→ **Exercise brief**: Reproduce the items with every "y-tick-label" swapped for "y-axis-label", keeping everything else the same.

→ **Provided data**:
########

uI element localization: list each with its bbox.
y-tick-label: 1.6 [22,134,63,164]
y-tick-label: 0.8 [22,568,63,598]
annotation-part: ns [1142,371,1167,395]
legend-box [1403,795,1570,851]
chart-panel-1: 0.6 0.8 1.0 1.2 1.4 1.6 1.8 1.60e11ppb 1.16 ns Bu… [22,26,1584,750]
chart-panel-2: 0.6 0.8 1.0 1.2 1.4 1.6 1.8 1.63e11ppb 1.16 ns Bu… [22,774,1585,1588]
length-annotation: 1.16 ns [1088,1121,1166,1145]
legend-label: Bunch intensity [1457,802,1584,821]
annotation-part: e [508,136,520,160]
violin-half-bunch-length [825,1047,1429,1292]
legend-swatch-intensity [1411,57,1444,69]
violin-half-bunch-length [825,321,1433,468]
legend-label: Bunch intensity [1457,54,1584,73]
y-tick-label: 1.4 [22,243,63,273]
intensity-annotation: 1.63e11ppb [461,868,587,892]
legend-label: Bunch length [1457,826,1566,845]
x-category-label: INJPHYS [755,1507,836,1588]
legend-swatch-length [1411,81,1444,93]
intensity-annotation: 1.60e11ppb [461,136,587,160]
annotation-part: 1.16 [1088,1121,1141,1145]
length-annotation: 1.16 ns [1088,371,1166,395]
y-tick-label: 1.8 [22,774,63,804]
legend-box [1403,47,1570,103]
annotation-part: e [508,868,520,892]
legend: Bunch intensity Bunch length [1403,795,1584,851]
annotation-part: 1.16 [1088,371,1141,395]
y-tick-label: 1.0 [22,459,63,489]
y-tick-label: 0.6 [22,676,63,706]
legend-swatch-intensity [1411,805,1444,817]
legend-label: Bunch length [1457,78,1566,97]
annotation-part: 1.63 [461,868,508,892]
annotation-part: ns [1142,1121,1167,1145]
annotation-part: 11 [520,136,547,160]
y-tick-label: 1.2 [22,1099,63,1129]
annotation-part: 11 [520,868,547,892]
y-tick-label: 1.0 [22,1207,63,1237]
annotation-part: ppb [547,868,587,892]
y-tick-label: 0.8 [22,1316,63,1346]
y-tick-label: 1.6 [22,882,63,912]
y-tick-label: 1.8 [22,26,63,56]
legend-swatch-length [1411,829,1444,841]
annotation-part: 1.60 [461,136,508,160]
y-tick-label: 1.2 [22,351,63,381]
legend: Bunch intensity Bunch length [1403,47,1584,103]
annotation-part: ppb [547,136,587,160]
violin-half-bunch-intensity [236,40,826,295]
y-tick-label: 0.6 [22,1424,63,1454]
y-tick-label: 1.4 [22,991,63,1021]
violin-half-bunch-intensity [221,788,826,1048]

########

→ **Full response**:
uI element localization: list each with its bbox.
y-axis-label: 1.6 [22,134,63,164]
y-axis-label: 0.8 [22,568,63,598]
annotation-part: ns [1142,371,1167,395]
legend-box [1403,795,1570,851]
chart-panel-1: 0.6 0.8 1.0 1.2 1.4 1.6 1.8 1.60e11ppb 1.16 ns Bu… [22,26,1584,750]
chart-panel-2: 0.6 0.8 1.0 1.2 1.4 1.6 1.8 1.63e11ppb 1.16 ns Bu… [22,774,1585,1588]
length-annotation: 1.16 ns [1088,1121,1166,1145]
legend-label: Bunch intensity [1457,802,1584,821]
annotation-part: e [508,136,520,160]
violin-half-bunch-length [825,1047,1429,1292]
legend-swatch-intensity [1411,57,1444,69]
violin-half-bunch-length [825,321,1433,468]
legend-label: Bunch intensity [1457,54,1584,73]
y-axis-label: 1.4 [22,243,63,273]
intensity-annotation: 1.63e11ppb [461,868,587,892]
legend-label: Bunch length [1457,826,1566,845]
x-category-label: INJPHYS [755,1507,836,1588]
legend-swatch-length [1411,81,1444,93]
intensity-annotation: 1.60e11ppb [461,136,587,160]
annotation-part: 1.16 [1088,1121,1141,1145]
length-annotation: 1.16 ns [1088,371,1166,395]
y-axis-label: 1.8 [22,774,63,804]
legend-box [1403,47,1570,103]
annotation-part: e [508,868,520,892]
legend: Bunch intensity Bunch length [1403,795,1584,851]
annotation-part: 1.16 [1088,371,1141,395]
y-axis-label: 1.0 [22,459,63,489]
y-axis-label: 0.6 [22,676,63,706]
legend-swatch-intensity [1411,805,1444,817]
legend-label: Bunch length [1457,78,1566,97]
annotation-part: 1.63 [461,868,508,892]
annotation-part: ns [1142,1121,1167,1145]
annotation-part: 11 [520,136,547,160]
y-axis-label: 1.2 [22,1099,63,1129]
annotation-part: 11 [520,868,547,892]
y-axis-label: 1.0 [22,1207,63,1237]
annotation-part: ppb [547,868,587,892]
y-axis-label: 0.8 [22,1316,63,1346]
y-axis-label: 1.6 [22,882,63,912]
y-axis-label: 1.8 [22,26,63,56]
legend-swatch-length [1411,829,1444,841]
annotation-part: 1.60 [461,136,508,160]
y-axis-label: 1.2 [22,351,63,381]
legend: Bunch intensity Bunch length [1403,47,1584,103]
annotation-part: ppb [547,136,587,160]
violin-half-bunch-intensity [236,40,826,295]
y-axis-label: 0.6 [22,1424,63,1454]
y-axis-label: 1.4 [22,991,63,1021]
violin-half-bunch-intensity [221,788,826,1048]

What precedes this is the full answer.